INSTRUCTIONS FOR THE TASK:
Write out each record again exactly as it stands.

SOURCE RECORDS:
START
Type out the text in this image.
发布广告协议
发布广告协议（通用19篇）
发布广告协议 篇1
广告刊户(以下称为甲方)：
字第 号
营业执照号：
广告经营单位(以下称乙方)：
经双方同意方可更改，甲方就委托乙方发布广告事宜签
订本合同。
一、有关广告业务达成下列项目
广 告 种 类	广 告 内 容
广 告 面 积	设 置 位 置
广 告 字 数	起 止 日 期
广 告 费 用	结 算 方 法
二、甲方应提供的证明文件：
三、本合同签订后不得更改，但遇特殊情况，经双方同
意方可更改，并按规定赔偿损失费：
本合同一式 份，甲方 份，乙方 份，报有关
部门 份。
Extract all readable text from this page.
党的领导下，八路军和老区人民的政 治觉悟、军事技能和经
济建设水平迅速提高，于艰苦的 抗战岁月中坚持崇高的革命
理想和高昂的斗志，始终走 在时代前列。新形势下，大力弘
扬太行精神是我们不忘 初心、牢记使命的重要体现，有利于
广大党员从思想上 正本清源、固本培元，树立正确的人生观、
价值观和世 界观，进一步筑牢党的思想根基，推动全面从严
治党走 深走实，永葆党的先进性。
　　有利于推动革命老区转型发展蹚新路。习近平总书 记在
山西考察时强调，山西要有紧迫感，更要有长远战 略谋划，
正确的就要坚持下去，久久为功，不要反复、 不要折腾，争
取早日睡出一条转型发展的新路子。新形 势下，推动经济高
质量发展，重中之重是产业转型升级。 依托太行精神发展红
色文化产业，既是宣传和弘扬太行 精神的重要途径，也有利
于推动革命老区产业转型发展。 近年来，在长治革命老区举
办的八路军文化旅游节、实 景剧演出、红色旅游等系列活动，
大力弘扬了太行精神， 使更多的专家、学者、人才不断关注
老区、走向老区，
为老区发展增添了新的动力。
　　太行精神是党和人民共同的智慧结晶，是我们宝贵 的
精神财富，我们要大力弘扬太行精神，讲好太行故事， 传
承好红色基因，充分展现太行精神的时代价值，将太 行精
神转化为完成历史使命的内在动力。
END
SOLUTION TO THIS TASK:
Type out the text in this image.
发布广告协议
发布广告协议（通用19篇）
发布广告协议 篇1
广告刊户(以下称为甲方)：
字第 号
营业执照号：
广告经营单位(以下称乙方)：
经双方同意方可更改，甲方就委托乙方发布广告事宜签
订本合同。
一、有关广告业务达成下列项目
广 告 种 类	广 告 内 容
广 告 面 积	设 置 位 置
广 告 字 数	起 止 日 期
广 告 费 用	结 算 方 法
二、甲方应提供的证明文件：
三、本合同签订后不得更改，但遇特殊情况，经双方同
意方可更改，并按规定赔偿损失费：
本合同一式 份，甲方 份，乙方 份，报有关
部门 份。
Extract all readable text from this page.
党的领导下，八路军和老区人民的政 治觉悟、军事技能和经
济建设水平迅速提高，于艰苦的 抗战岁月中坚持崇高的革命
理想和高昂的斗志，始终走 在时代前列。新形势下，大力弘
扬太行精神是我们不忘 初心、牢记使命的重要体现，有利于
广大党员从思想上 正本清源、固本培元，树立正确的人生观、
价值观和世 界观，进一步筑牢党的思想根基，推动全面从严
治党走 深走实，永葆党的先进性。
　　有利于推动革命老区转型发展蹚新路。习近平总书 记在
山西考察时强调，山西要有紧迫感，更要有长远战 略谋划，
正确的就要坚持下去，久久为功，不要反复、 不要折腾，争
取早日睡出一条转型发展的新路子。新形 势下，推动经济高
质量发展，重中之重是产业转型升级。 依托太行精神发展红
色文化产业，既是宣传和弘扬太行 精神的重要途径，也有利
于推动革命老区产业转型发展。 近年来，在长治革命老区举
办的八路军文化旅游节、实 景剧演出、红色旅游等系列活动，
大力弘扬了太行精神， 使更多的专家、学者、人才不断关注
老区、走向老区，
为老区发展增添了新的动力。
　　太行精神是党和人民共同的智慧结晶，是我们宝贵 的
精神财富，我们要大力弘扬太行精神，讲好太行故事， 传
承好红色基因，充分展现太行精神的时代价值，将太 行精
神转化为完成历史使命的内在动力。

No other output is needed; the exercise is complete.